_Task prompt_
Reproduce all of the material exactly as shown.

|---|

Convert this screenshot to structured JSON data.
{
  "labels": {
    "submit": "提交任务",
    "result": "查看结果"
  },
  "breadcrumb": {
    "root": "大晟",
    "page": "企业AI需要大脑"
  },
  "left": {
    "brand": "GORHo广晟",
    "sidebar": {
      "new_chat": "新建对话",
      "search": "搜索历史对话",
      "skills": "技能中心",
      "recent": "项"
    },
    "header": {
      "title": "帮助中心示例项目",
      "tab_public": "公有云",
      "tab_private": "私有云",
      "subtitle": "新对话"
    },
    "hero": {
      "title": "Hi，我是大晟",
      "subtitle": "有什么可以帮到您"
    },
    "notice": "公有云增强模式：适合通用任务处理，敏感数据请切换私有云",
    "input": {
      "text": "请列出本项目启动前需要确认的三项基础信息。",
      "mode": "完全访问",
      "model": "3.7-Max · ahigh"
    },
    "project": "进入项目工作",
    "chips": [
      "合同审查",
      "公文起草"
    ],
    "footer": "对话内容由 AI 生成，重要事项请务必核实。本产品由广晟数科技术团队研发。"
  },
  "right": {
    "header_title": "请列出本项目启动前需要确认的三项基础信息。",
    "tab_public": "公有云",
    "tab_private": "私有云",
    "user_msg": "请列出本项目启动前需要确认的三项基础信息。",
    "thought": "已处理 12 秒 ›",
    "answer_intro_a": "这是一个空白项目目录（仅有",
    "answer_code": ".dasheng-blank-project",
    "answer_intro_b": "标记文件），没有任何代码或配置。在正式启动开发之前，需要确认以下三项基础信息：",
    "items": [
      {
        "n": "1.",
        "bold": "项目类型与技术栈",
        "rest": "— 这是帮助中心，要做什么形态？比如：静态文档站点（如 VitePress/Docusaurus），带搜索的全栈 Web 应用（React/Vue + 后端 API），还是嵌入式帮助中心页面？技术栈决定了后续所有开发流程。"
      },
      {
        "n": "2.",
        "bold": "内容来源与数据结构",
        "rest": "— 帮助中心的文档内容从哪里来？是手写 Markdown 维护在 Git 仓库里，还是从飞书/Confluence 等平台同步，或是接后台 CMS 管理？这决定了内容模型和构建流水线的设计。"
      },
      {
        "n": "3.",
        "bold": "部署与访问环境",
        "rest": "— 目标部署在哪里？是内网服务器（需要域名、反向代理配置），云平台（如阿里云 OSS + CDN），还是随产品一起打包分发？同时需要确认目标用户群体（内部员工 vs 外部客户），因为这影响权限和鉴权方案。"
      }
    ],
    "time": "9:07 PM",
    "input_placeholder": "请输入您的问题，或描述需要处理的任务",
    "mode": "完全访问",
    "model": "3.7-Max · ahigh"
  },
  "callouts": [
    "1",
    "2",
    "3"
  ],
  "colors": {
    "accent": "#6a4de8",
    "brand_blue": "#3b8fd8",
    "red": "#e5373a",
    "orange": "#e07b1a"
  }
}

|---|

_Solution_
Convert this screenshot to structured JSON data.
{
  "labels": {
    "submit": "提交任务",
    "result": "查看结果"
  },
  "breadcrumb": {
    "root": "大晟",
    "page": "企业AI需要大脑"
  },
  "left": {
    "brand": "GORHo广晟",
    "sidebar": {
      "new_chat": "新建对话",
      "search": "搜索历史对话",
      "skills": "技能中心",
      "recent": "项"
    },
    "header": {
      "title": "帮助中心示例项目",
      "tab_public": "公有云",
      "tab_private": "私有云",
      "subtitle": "新对话"
    },
    "hero": {
      "title": "Hi，我是大晟",
      "subtitle": "有什么可以帮到您"
    },
    "notice": "公有云增强模式：适合通用任务处理，敏感数据请切换私有云",
    "input": {
      "text": "请列出本项目启动前需要确认的三项基础信息。",
      "mode": "完全访问",
      "model": "3.7-Max · ahigh"
    },
    "project": "进入项目工作",
    "chips": [
      "合同审查",
      "公文起草"
    ],
    "footer": "对话内容由 AI 生成，重要事项请务必核实。本产品由广晟数科技术团队研发。"
  },
  "right": {
    "header_title": "请列出本项目启动前需要确认的三项基础信息。",
    "tab_public": "公有云",
    "tab_private": "私有云",
    "user_msg": "请列出本项目启动前需要确认的三项基础信息。",
    "thought": "已处理 12 秒 ›",
    "answer_intro_a": "这是一个空白项目目录（仅有",
    "answer_code": ".dasheng-blank-project",
    "answer_intro_b": "标记文件），没有任何代码或配置。在正式启动开发之前，需要确认以下三项基础信息：",
    "items": [
      {
        "n": "1.",
        "bold": "项目类型与技术栈",
        "rest": "— 这是帮助中心，要做什么形态？比如：静态文档站点（如 VitePress/Docusaurus），带搜索的全栈 Web 应用（React/Vue + 后端 API），还是嵌入式帮助中心页面？技术栈决定了后续所有开发流程。"
      },
      {
        "n": "2.",
        "bold": "内容来源与数据结构",
        "rest": "— 帮助中心的文档内容从哪里来？是手写 Markdown 维护在 Git 仓库里，还是从飞书/Confluence 等平台同步，或是接后台 CMS 管理？这决定了内容模型和构建流水线的设计。"
      },
      {
        "n": "3.",
        "bold": "部署与访问环境",
        "rest": "— 目标部署在哪里？是内网服务器（需要域名、反向代理配置），云平台（如阿里云 OSS + CDN），还是随产品一起打包分发？同时需要确认目标用户群体（内部员工 vs 外部客户），因为这影响权限和鉴权方案。"
      }
    ],
    "time": "9:07 PM",
    "input_placeholder": "请输入您的问题，或描述需要处理的任务",
    "mode": "完全访问",
    "model": "3.7-Max · ahigh"
  },
  "callouts": [
    "1",
    "2",
    "3"
  ],
  "colors": {
    "accent": "#6a4de8",
    "brand_blue": "#3b8fd8",
    "red": "#e5373a",
    "orange": "#e07b1a"
  }
}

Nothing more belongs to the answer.